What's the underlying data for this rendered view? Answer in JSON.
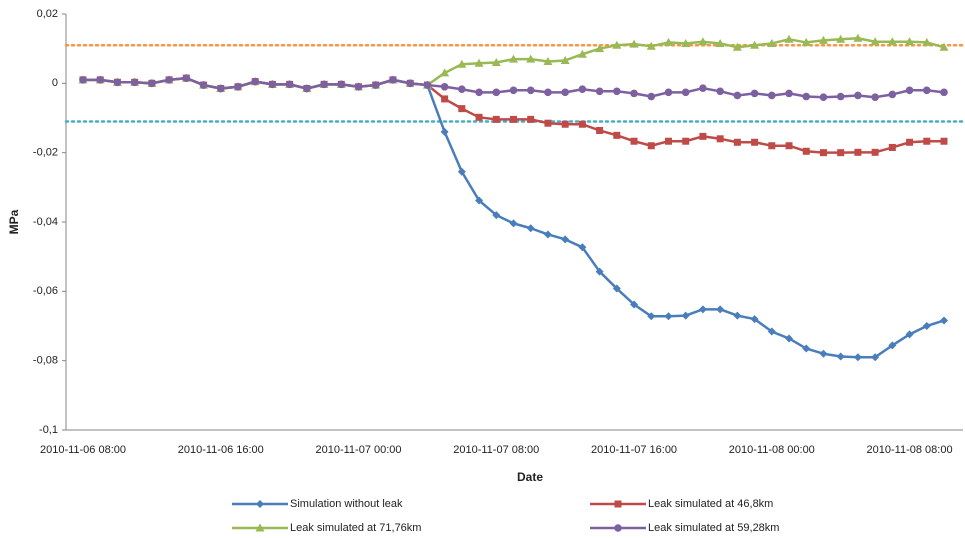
{
  "chart_data": {
    "type": "line",
    "y_axis_label": "MPa",
    "x_axis_label": "Date",
    "categories": [
      "2010-11-06 08:00",
      null,
      null,
      null,
      null,
      null,
      null,
      null,
      "2010-11-06 16:00",
      null,
      null,
      null,
      null,
      null,
      null,
      null,
      "2010-11-07 00:00",
      null,
      null,
      null,
      null,
      null,
      null,
      null,
      "2010-11-07 08:00",
      null,
      null,
      null,
      null,
      null,
      null,
      null,
      "2010-11-07 16:00",
      null,
      null,
      null,
      null,
      null,
      null,
      null,
      "2010-11-08 00:00",
      null,
      null,
      null,
      null,
      null,
      null,
      null,
      "2010-11-08 08:00",
      null,
      null
    ],
    "series": [
      {
        "name": "Simulation without leak",
        "color": "#4a7ebb",
        "marker": "diamond",
        "values": [
          0.001,
          0.001,
          0.0003,
          0.0003,
          0,
          0.001,
          0.0015,
          -0.0005,
          -0.0015,
          -0.001,
          0.0005,
          -0.0003,
          -0.0003,
          -0.0015,
          -0.0003,
          -0.0003,
          -0.001,
          -0.0005,
          0.001,
          0,
          -0.0005,
          -0.014,
          -0.0255,
          -0.0338,
          -0.038,
          -0.0404,
          -0.0418,
          -0.0436,
          -0.045,
          -0.0473,
          -0.0543,
          -0.0592,
          -0.0638,
          -0.0672,
          -0.0672,
          -0.067,
          -0.0652,
          -0.0652,
          -0.067,
          -0.068,
          -0.0716,
          -0.0736,
          -0.0765,
          -0.078,
          -0.0788,
          -0.079,
          -0.079,
          -0.0756,
          -0.0724,
          -0.07,
          -0.0684
        ]
      },
      {
        "name": "Leak simulated at 46,8km",
        "color": "#be4b48",
        "marker": "square",
        "values": [
          0.001,
          0.001,
          0.0003,
          0.0003,
          0,
          0.001,
          0.0015,
          -0.0005,
          -0.0015,
          -0.001,
          0.0005,
          -0.0003,
          -0.0003,
          -0.0015,
          -0.0003,
          -0.0003,
          -0.001,
          -0.0005,
          0.001,
          0,
          -0.0005,
          -0.0045,
          -0.0073,
          -0.0098,
          -0.0104,
          -0.0104,
          -0.0104,
          -0.0115,
          -0.0118,
          -0.0118,
          -0.0136,
          -0.015,
          -0.0167,
          -0.018,
          -0.0167,
          -0.0167,
          -0.0153,
          -0.016,
          -0.017,
          -0.017,
          -0.018,
          -0.018,
          -0.0196,
          -0.02,
          -0.02,
          -0.0199,
          -0.0199,
          -0.0185,
          -0.017,
          -0.0167,
          -0.0167
        ]
      },
      {
        "name": "Leak simulated at 71,76km",
        "color": "#98b954",
        "marker": "triangle",
        "values": [
          0.001,
          0.001,
          0.0003,
          0.0003,
          0,
          0.001,
          0.0015,
          -0.0005,
          -0.0015,
          -0.001,
          0.0005,
          -0.0003,
          -0.0003,
          -0.0015,
          -0.0003,
          -0.0003,
          -0.001,
          -0.0005,
          0.001,
          0,
          -0.0005,
          0.003,
          0.0055,
          0.0058,
          0.006,
          0.007,
          0.007,
          0.0063,
          0.0066,
          0.0084,
          0.01,
          0.011,
          0.0113,
          0.0107,
          0.0118,
          0.0115,
          0.012,
          0.0115,
          0.0104,
          0.011,
          0.0115,
          0.0127,
          0.0118,
          0.0124,
          0.0127,
          0.013,
          0.012,
          0.012,
          0.012,
          0.0118,
          0.0104
        ]
      },
      {
        "name": "Leak simulated at 59,28km",
        "color": "#7d60a0",
        "marker": "circle",
        "values": [
          0.001,
          0.001,
          0.0003,
          0.0003,
          0,
          0.001,
          0.0015,
          -0.0005,
          -0.0015,
          -0.001,
          0.0005,
          -0.0003,
          -0.0003,
          -0.0015,
          -0.0003,
          -0.0003,
          -0.001,
          -0.0005,
          0.001,
          0,
          -0.0005,
          -0.001,
          -0.0017,
          -0.0026,
          -0.0026,
          -0.002,
          -0.002,
          -0.0026,
          -0.0026,
          -0.0017,
          -0.0023,
          -0.0023,
          -0.0029,
          -0.0038,
          -0.0026,
          -0.0026,
          -0.0014,
          -0.0023,
          -0.0035,
          -0.0029,
          -0.0035,
          -0.0029,
          -0.0038,
          -0.004,
          -0.0038,
          -0.0035,
          -0.004,
          -0.0032,
          -0.002,
          -0.002,
          -0.0026
        ]
      }
    ],
    "reference_lines": [
      {
        "value": 0.011,
        "color": "#f79646"
      },
      {
        "value": -0.011,
        "color": "#4bacc6"
      }
    ],
    "ylim": [
      -0.1,
      0.02
    ],
    "yticks": [
      {
        "value": 0.02,
        "label": "0,02"
      },
      0,
      {
        "value": -0.02,
        "label": "-0,02"
      },
      {
        "value": -0.04,
        "label": "-0,04"
      },
      {
        "value": -0.06,
        "label": "-0,06"
      },
      {
        "value": -0.08,
        "label": "-0,08"
      },
      {
        "value": -0.1,
        "label": "-0,1"
      }
    ],
    "grid": false,
    "legend": "bottom"
  }
}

◆ **Exercise directions**:
Only lines holding the string "marker" are wanted; gather each one from the entries above.

◆ **Exercise solution**:
        "marker": "diamond",
        "marker": "square",
        "marker": "triangle",
        "marker": "circle",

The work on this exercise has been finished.